What the task asks
What lines of the data hold the string "sebagaimana"? Pull each one out.

(Extracted data entries)
****

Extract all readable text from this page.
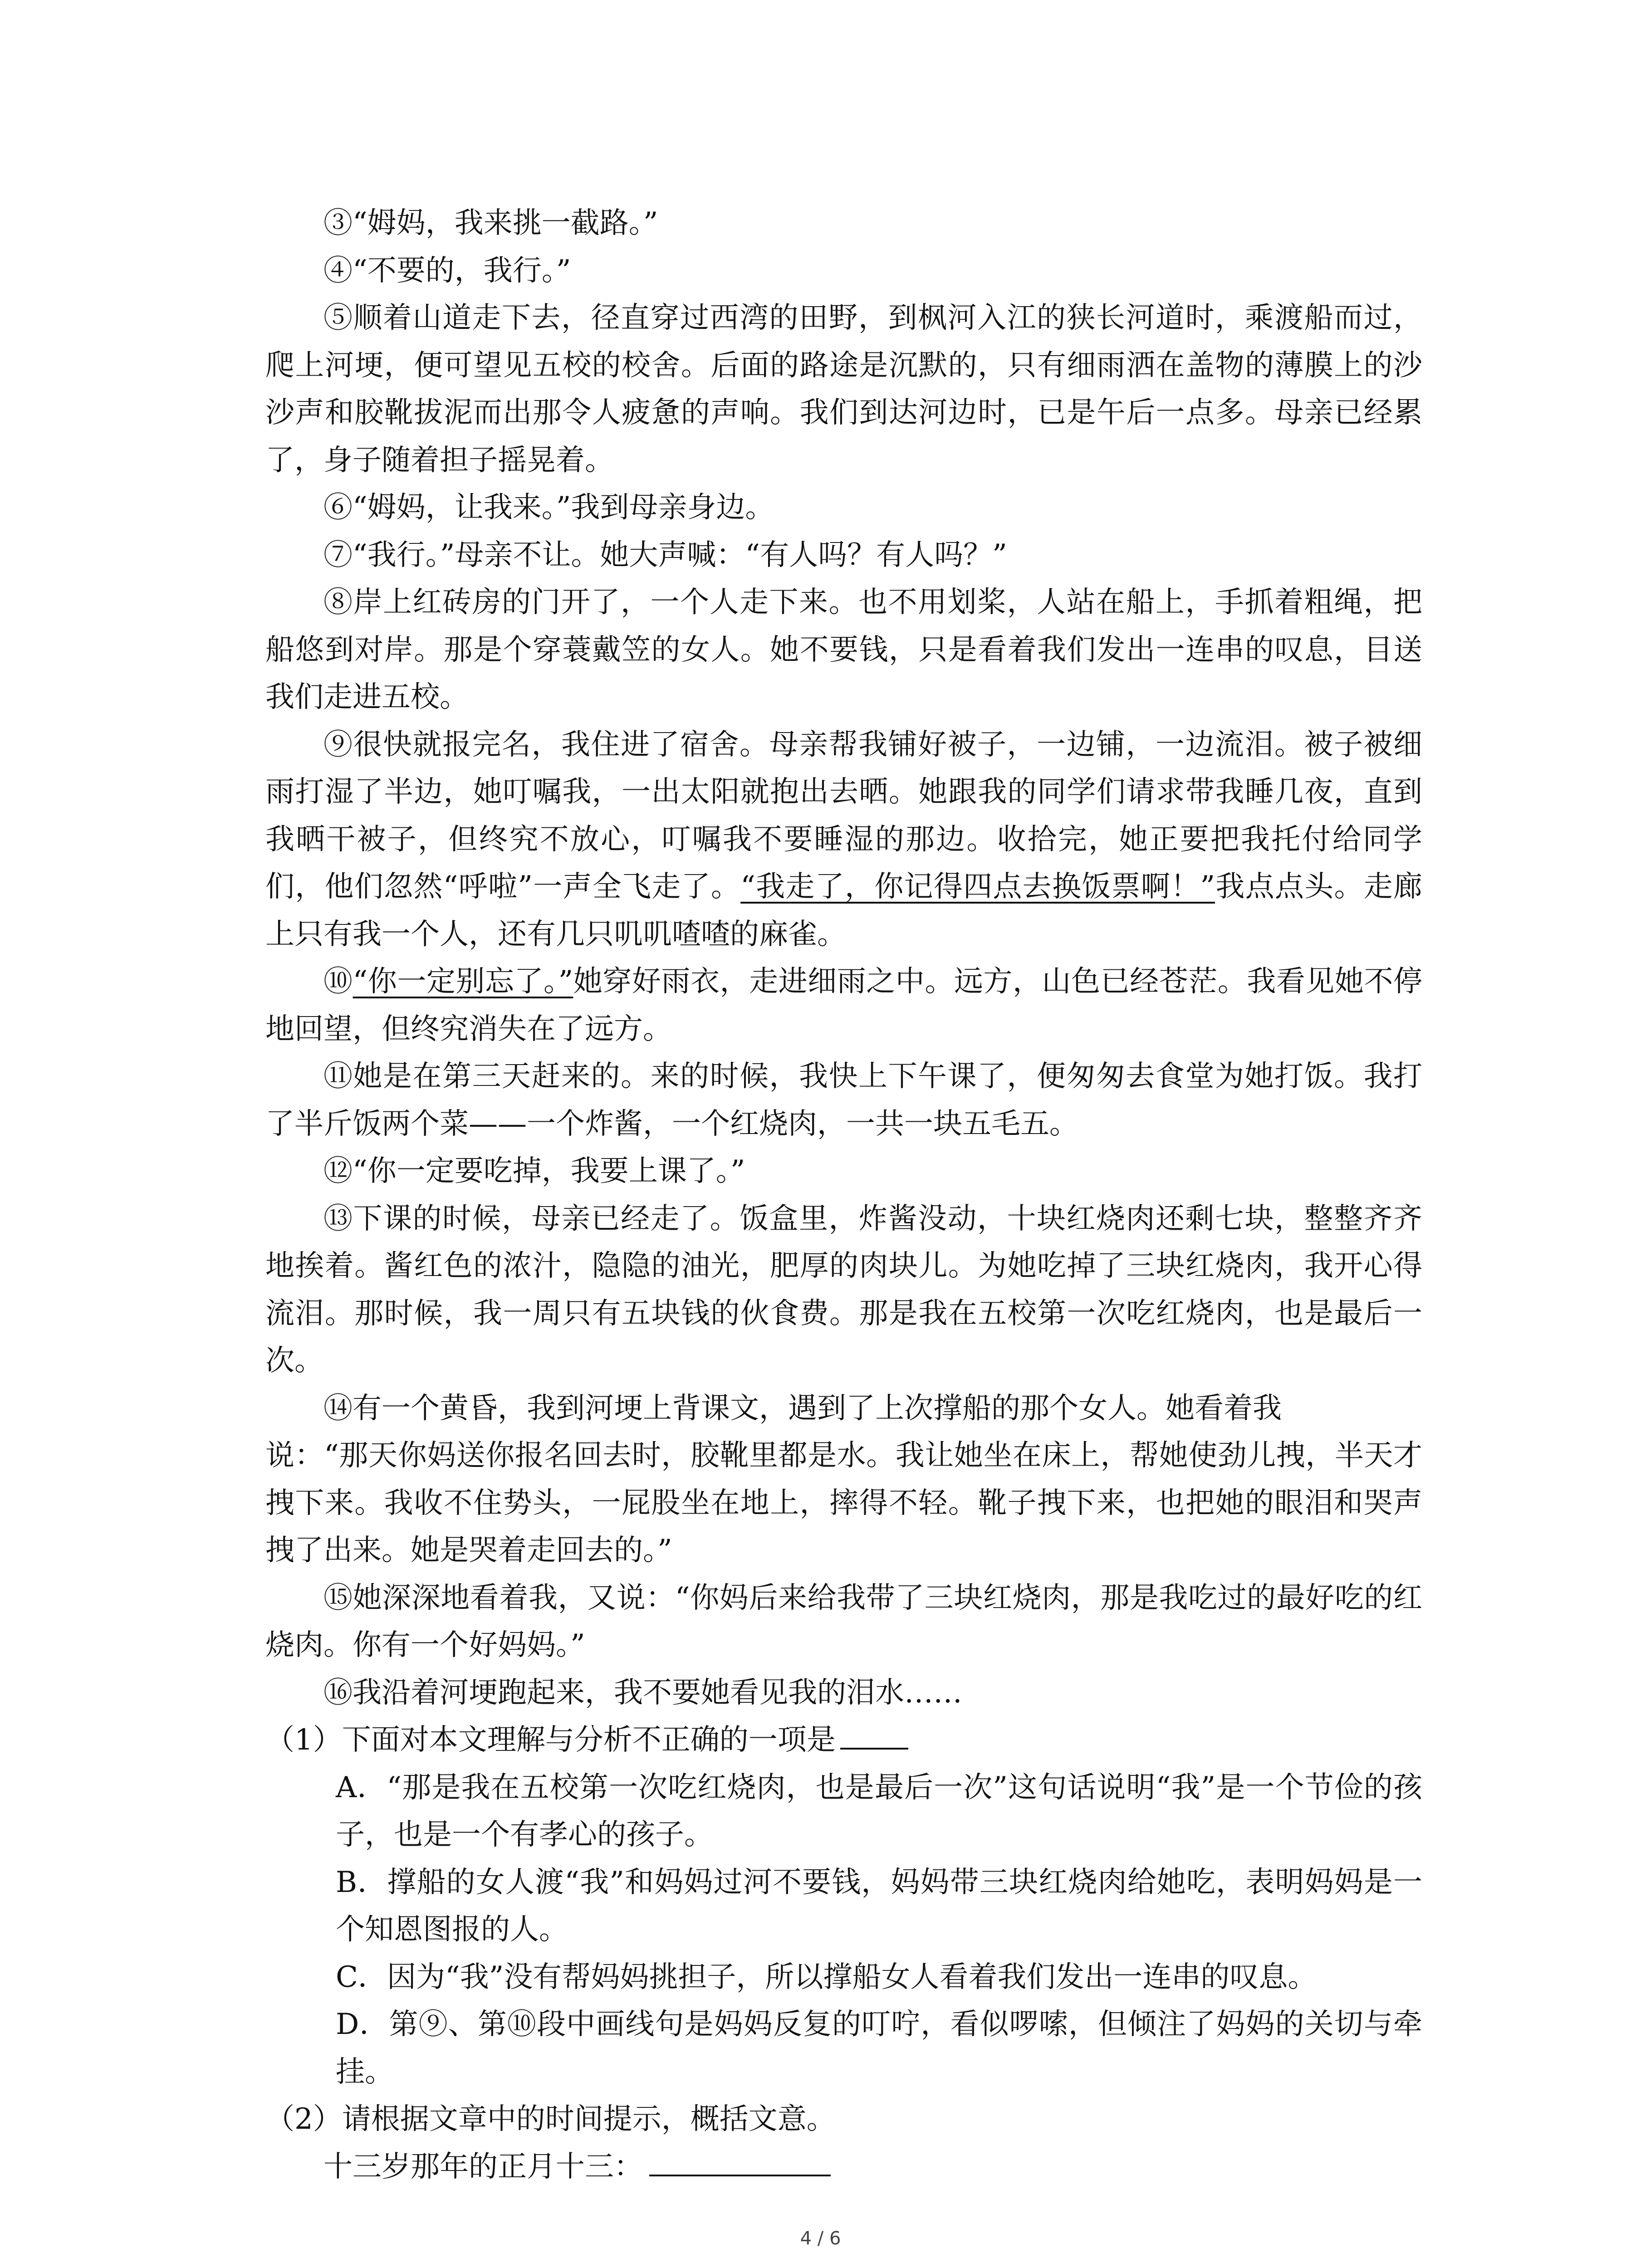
③“姆妈，我来挑一截路。”

④“不要的，我行。”

⑤顺着山道走下去，径直穿过西湾的田野，到枫河入江的狭长河道时，乘渡船而过，爬上河埂，便可望见五校的校舍。后面的路途是沉默的，只有细雨洒在盖物的薄膜上的沙沙声和胶靴拔泥而出那令人疲惫的声响。我们到达河边时，已是午后一点多。母亲已经累了，身子随着担子摇晃着。

⑥“姆妈，让我来。”我到母亲身边。

⑦“我行。”母亲不让。她大声喊：“有人吗？有人吗？”

⑧岸上红砖房的门开了，一个人走下来。也不用划桨，人站在船上，手抓着粗绳，把船悠到对岸。那是个穿蓑戴笠的女人。她不要钱，只是看着我们发出一连串的叹息，目送我们走进五校。

⑨很快就报完名，我住进了宿舍。母亲帮我铺好被子，一边铺，一边流泪。被子被细雨打湿了半边，她叮嘱我，一出太阳就抱出去晒。她跟我的同学们请求带我睡几夜，直到我晒干被子，但终究不放心，叮嘱我不要睡湿的那边。收拾完，她正要把我托付给同学们，他们忽然“呼啦”一声全飞走了。“我走了，你记得四点去换饭票啊！”我点点头。走廊上只有我一个人，还有几只叽叽喳喳的麻雀。

⑩“你一定别忘了。”她穿好雨衣，走进细雨之中。远方，山色已经苍茫。我看见她不停地回望，但终究消失在了远方。

⑪她是在第三天赶来的。来的时候，我快上下午课了，便匆匆去食堂为她打饭。我打了半斤饭两个菜——一个炸酱，一个红烧肉，一共一块五毛五。

⑫“你一定要吃掉，我要上课了。”

⑬下课的时候，母亲已经走了。饭盒里，炸酱没动，十块红烧肉还剩七块，整整齐齐地挨着。酱红色的浓汁，隐隐的油光，肥厚的肉块儿。为她吃掉了三块红烧肉，我开心得流泪。那时候，我一周只有五块钱的伙食费。那是我在五校第一次吃红烧肉，也是最后一次。

⑭有一个黄昏，我到河埂上背课文，遇到了上次撑船的那个女人。她看着我

说：“那天你妈送你报名回去时，胶靴里都是水。我让她坐在床上，帮她使劲儿拽，半天才拽下来。我收不住势头，一屁股坐在地上，摔得不轻。靴子拽下来，也把她的眼泪和哭声拽了出来。她是哭着走回去的。”

⑮她深深地看着我，又说：“你妈后来给我带了三块红烧肉，那是我吃过的最好吃的红烧肉。你有一个好妈妈。”

⑯我沿着河埂跑起来，我不要她看见我的泪水……

（1）下面对本文理解与分析不正确的一项是

A．“那是我在五校第一次吃红烧肉，也是最后一次”这句话说明“我”是一个节俭的孩子，也是一个有孝心的孩子。

B．撑船的女人渡“我”和妈妈过河不要钱，妈妈带三块红烧肉给她吃，表明妈妈是一个知恩图报的人。

C．因为“我”没有帮妈妈挑担子，所以撑船女人看着我们发出一连串的叹息。

D．第⑨、第⑩段中画线句是妈妈反复的叮咛，看似啰嗦，但倾注了妈妈的关切与牵挂。

（2）请根据文章中的时间提示，概括文意。

十三岁那年的正月十三：

4 / 6
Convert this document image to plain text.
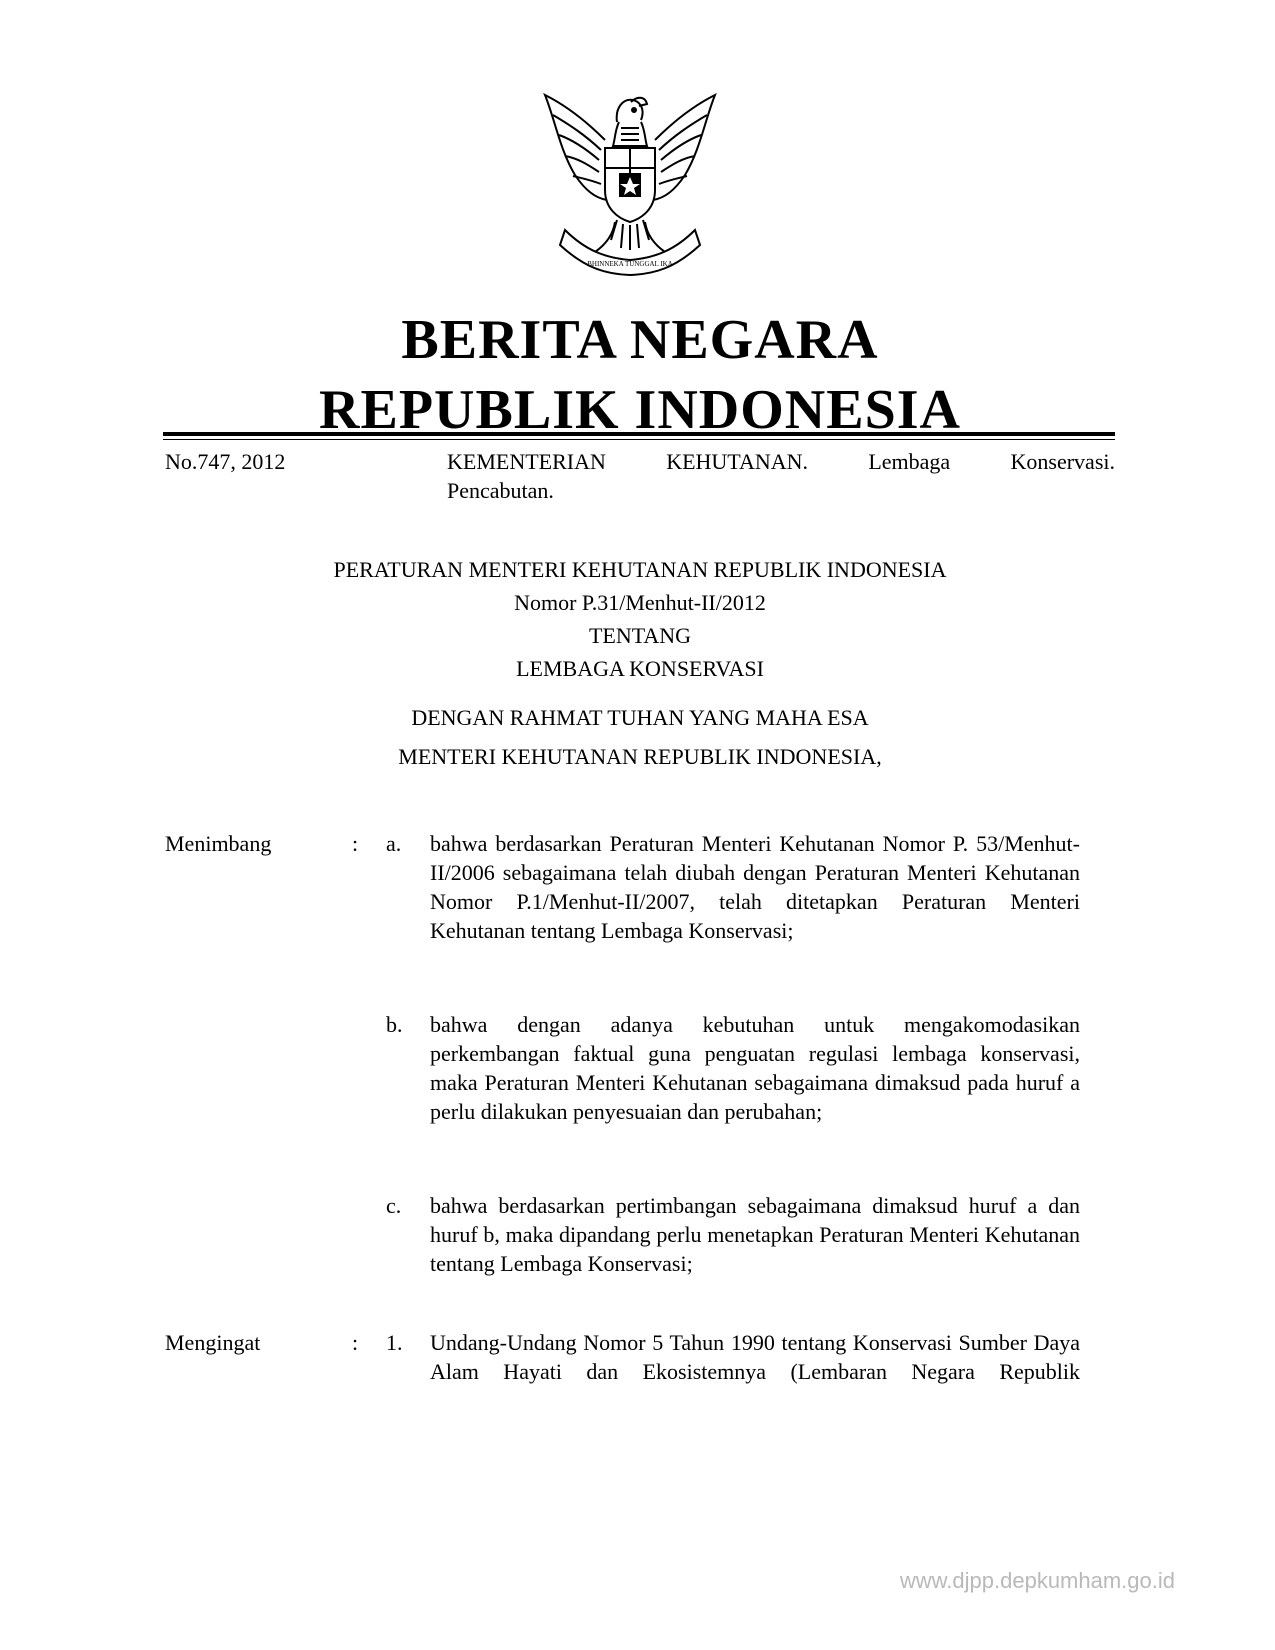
BHINNEKA TUNGGAL IKA
BERITA NEGARA
REPUBLIK INDONESIA
No.747, 2012	KEMENTERIAN KEHUTANAN. Lembaga Konservasi.
Pencabutan.
PERATURAN MENTERI KEHUTANAN REPUBLIK INDONESIA
Nomor P.31/Menhut-II/2012
TENTANG
LEMBAGA KONSERVASI
DENGAN RAHMAT TUHAN YANG MAHA ESA
MENTERI KEHUTANAN REPUBLIK INDONESIA,
Menimbang	: a. bahwa berdasarkan Peraturan Menteri Kehutanan Nomor P. 53/Menhut-II/2006 sebagaimana telah diubah dengan Peraturan Menteri Kehutanan Nomor P.1/Menhut-II/2007, telah ditetapkan Peraturan Menteri Kehutanan tentang Lembaga Konservasi;
b. bahwa dengan adanya kebutuhan untuk mengakomodasikan perkembangan faktual guna penguatan regulasi lembaga konservasi, maka Peraturan Menteri Kehutanan sebagaimana dimaksud pada huruf a perlu dilakukan penyesuaian dan perubahan;
c. bahwa berdasarkan pertimbangan sebagaimana dimaksud huruf a dan huruf b, maka dipandang perlu menetapkan Peraturan Menteri Kehutanan tentang Lembaga Konservasi;
Mengingat	: 1. Undang-Undang Nomor 5 Tahun 1990 tentang Konservasi Sumber Daya Alam Hayati dan Ekosistemnya (Lembaran Negara Republik
www.djpp.depkumham.go.id
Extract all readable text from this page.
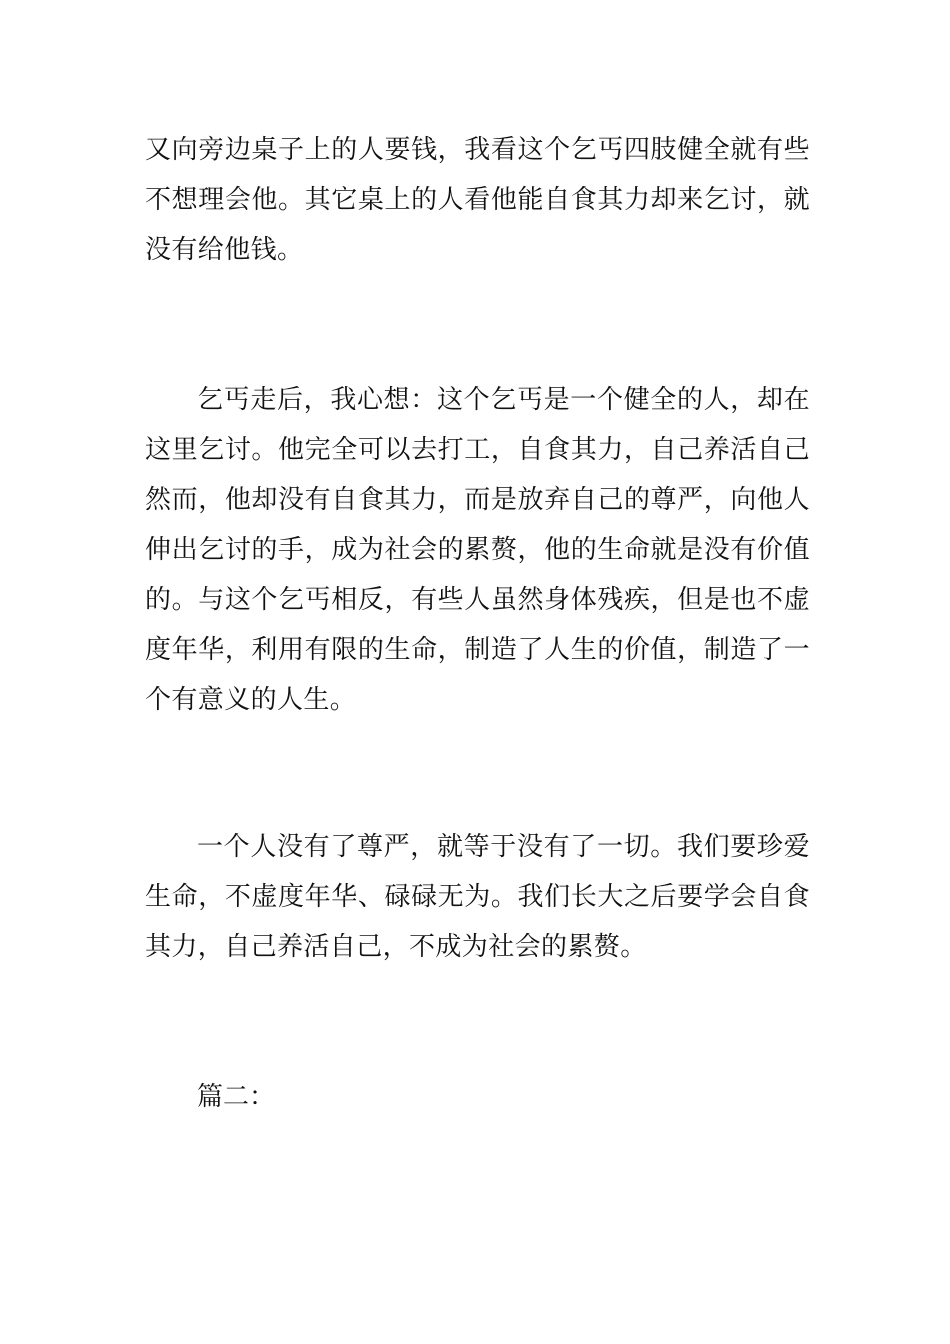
又向旁边桌子上的人要钱，我看这个乞丐四肢健全就有些不想理会他。其它桌上的人看他能自食其力却来乞讨，就没有给他钱。

乞丐走后，我心想：这个乞丐是一个健全的人，却在这里乞讨。他完全可以去打工，自食其力，自己养活自己然而，他却没有自食其力，而是放弃自己的尊严，向他人伸出乞讨的手，成为社会的累赘，他的生命就是没有价值的。与这个乞丐相反，有些人虽然身体残疾，但是也不虚度年华，利用有限的生命，制造了人生的价值，制造了一个有意义的人生。

一个人没有了尊严，就等于没有了一切。我们要珍爱生命，不虚度年华、碌碌无为。我们长大之后要学会自食其力，自己养活自己，不成为社会的累赘。

篇二：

****

Exercise solution
Menimbang	: a. bahwa berdasarkan Peraturan Menteri Kehutanan Nomor P. 53/Menhut-II/2006 sebagaimana telah diubah dengan Peraturan Menteri Kehutanan Nomor P.1/Menhut-II/2007, telah ditetapkan Peraturan Menteri Kehutanan tentang Lembaga Konservasi;
b. bahwa dengan adanya kebutuhan untuk mengakomodasikan perkembangan faktual guna penguatan regulasi lembaga konservasi, maka Peraturan Menteri Kehutanan sebagaimana dimaksud pada huruf a perlu dilakukan penyesuaian dan perubahan;
c. bahwa berdasarkan pertimbangan sebagaimana dimaksud huruf a dan huruf b, maka dipandang perlu menetapkan Peraturan Menteri Kehutanan tentang Lembaga Konservasi;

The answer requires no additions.